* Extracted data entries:

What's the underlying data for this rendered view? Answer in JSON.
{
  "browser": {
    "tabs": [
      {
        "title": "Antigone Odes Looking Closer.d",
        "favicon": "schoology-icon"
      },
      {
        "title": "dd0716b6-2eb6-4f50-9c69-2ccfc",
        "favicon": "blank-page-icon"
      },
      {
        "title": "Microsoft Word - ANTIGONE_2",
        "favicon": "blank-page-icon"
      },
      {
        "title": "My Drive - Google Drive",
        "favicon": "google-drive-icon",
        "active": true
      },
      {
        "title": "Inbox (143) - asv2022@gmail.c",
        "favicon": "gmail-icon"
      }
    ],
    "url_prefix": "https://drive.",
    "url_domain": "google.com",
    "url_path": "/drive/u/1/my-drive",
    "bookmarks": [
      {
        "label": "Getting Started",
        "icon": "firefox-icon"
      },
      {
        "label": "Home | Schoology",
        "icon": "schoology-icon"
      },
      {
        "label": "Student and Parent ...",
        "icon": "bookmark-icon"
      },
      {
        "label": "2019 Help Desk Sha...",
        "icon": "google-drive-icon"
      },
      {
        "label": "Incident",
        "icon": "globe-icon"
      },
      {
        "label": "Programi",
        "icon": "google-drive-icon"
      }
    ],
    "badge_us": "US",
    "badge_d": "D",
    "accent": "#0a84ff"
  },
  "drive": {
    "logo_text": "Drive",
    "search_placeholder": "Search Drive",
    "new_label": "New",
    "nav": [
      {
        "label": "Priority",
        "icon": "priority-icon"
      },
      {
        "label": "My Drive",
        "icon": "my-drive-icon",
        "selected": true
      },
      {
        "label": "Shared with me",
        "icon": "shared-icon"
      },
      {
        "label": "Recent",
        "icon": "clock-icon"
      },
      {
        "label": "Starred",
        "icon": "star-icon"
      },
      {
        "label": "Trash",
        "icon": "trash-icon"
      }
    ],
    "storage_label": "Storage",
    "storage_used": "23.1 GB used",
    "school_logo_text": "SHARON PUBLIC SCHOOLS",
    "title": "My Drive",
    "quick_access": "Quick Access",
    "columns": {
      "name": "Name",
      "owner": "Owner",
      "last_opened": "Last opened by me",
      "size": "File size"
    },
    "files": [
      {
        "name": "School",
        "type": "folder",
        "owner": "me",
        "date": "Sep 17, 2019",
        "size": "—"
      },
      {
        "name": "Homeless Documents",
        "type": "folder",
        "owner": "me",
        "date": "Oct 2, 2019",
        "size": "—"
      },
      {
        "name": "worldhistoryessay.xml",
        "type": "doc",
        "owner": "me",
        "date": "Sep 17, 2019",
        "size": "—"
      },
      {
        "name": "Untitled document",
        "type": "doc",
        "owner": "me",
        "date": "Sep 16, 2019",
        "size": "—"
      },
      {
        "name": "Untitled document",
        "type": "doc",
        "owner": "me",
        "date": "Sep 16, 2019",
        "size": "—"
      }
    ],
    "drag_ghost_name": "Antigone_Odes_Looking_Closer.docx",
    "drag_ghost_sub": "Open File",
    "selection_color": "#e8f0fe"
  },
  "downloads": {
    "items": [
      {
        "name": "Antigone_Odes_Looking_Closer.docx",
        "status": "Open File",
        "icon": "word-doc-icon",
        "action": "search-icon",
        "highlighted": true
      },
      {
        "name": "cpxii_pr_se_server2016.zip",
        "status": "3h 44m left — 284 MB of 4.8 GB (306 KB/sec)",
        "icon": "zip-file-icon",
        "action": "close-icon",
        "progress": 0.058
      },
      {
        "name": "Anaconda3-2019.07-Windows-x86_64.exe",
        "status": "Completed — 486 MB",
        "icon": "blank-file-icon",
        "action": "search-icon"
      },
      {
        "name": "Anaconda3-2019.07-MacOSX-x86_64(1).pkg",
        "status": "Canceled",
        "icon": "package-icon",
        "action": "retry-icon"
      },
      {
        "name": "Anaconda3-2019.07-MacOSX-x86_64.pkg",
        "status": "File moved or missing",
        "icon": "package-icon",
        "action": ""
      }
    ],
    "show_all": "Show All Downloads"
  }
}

* Written problem: Copy the records above exactly.

* Exercise answer:
What's the underlying data for this rendered view? Answer in JSON.
{
  "browser": {
    "tabs": [
      {
        "title": "Antigone Odes Looking Closer.d",
        "favicon": "schoology-icon"
      },
      {
        "title": "dd0716b6-2eb6-4f50-9c69-2ccfc",
        "favicon": "blank-page-icon"
      },
      {
        "title": "Microsoft Word - ANTIGONE_2",
        "favicon": "blank-page-icon"
      },
      {
        "title": "My Drive - Google Drive",
        "favicon": "google-drive-icon",
        "active": true
      },
      {
        "title": "Inbox (143) - asv2022@gmail.c",
        "favicon": "gmail-icon"
      }
    ],
    "url_prefix": "https://drive.",
    "url_domain": "google.com",
    "url_path": "/drive/u/1/my-drive",
    "bookmarks": [
      {
        "label": "Getting Started",
        "icon": "firefox-icon"
      },
      {
        "label": "Home | Schoology",
        "icon": "schoology-icon"
      },
      {
        "label": "Student and Parent ...",
        "icon": "bookmark-icon"
      },
      {
        "label": "2019 Help Desk Sha...",
        "icon": "google-drive-icon"
      },
      {
        "label": "Incident",
        "icon": "globe-icon"
      },
      {
        "label": "Programi",
        "icon": "google-drive-icon"
      }
    ],
    "badge_us": "US",
    "badge_d": "D",
    "accent": "#0a84ff"
  },
  "drive": {
    "logo_text": "Drive",
    "search_placeholder": "Search Drive",
    "new_label": "New",
    "nav": [
      {
        "label": "Priority",
        "icon": "priority-icon"
      },
      {
        "label": "My Drive",
        "icon": "my-drive-icon",
        "selected": true
      },
      {
        "label": "Shared with me",
        "icon": "shared-icon"
      },
      {
        "label": "Recent",
        "icon": "clock-icon"
      },
      {
        "label": "Starred",
        "icon": "star-icon"
      },
      {
        "label": "Trash",
        "icon": "trash-icon"
      }
    ],
    "storage_label": "Storage",
    "storage_used": "23.1 GB used",
    "school_logo_text": "SHARON PUBLIC SCHOOLS",
    "title": "My Drive",
    "quick_access": "Quick Access",
    "columns": {
      "name": "Name",
      "owner": "Owner",
      "last_opened": "Last opened by me",
      "size": "File size"
    },
    "files": [
      {
        "name": "School",
        "type": "folder",
        "owner": "me",
        "date": "Sep 17, 2019",
        "size": "—"
      },
      {
        "name": "Homeless Documents",
        "type": "folder",
        "owner": "me",
        "date": "Oct 2, 2019",
        "size": "—"
      },
      {
        "name": "worldhistoryessay.xml",
        "type": "doc",
        "owner": "me",
        "date": "Sep 17, 2019",
        "size": "—"
      },
      {
        "name": "Untitled document",
        "type": "doc",
        "owner": "me",
        "date": "Sep 16, 2019",
        "size": "—"
      },
      {
        "name": "Untitled document",
        "type": "doc",
        "owner": "me",
        "date": "Sep 16, 2019",
        "size": "—"
      }
    ],
    "drag_ghost_name": "Antigone_Odes_Looking_Closer.docx",
    "drag_ghost_sub": "Open File",
    "selection_color": "#e8f0fe"
  },
  "downloads": {
    "items": [
      {
        "name": "Antigone_Odes_Looking_Closer.docx",
        "status": "Open File",
        "icon": "word-doc-icon",
        "action": "search-icon",
        "highlighted": true
      },
      {
        "name": "cpxii_pr_se_server2016.zip",
        "status": "3h 44m left — 284 MB of 4.8 GB (306 KB/sec)",
        "icon": "zip-file-icon",
        "action": "close-icon",
        "progress": 0.058
      },
      {
        "name": "Anaconda3-2019.07-Windows-x86_64.exe",
        "status": "Completed — 486 MB",
        "icon": "blank-file-icon",
        "action": "search-icon"
      },
      {
        "name": "Anaconda3-2019.07-MacOSX-x86_64(1).pkg",
        "status": "Canceled",
        "icon": "package-icon",
        "action": "retry-icon"
      },
      {
        "name": "Anaconda3-2019.07-MacOSX-x86_64.pkg",
        "status": "File moved or missing",
        "icon": "package-icon",
        "action": ""
      }
    ],
    "show_all": "Show All Downloads"
  }
}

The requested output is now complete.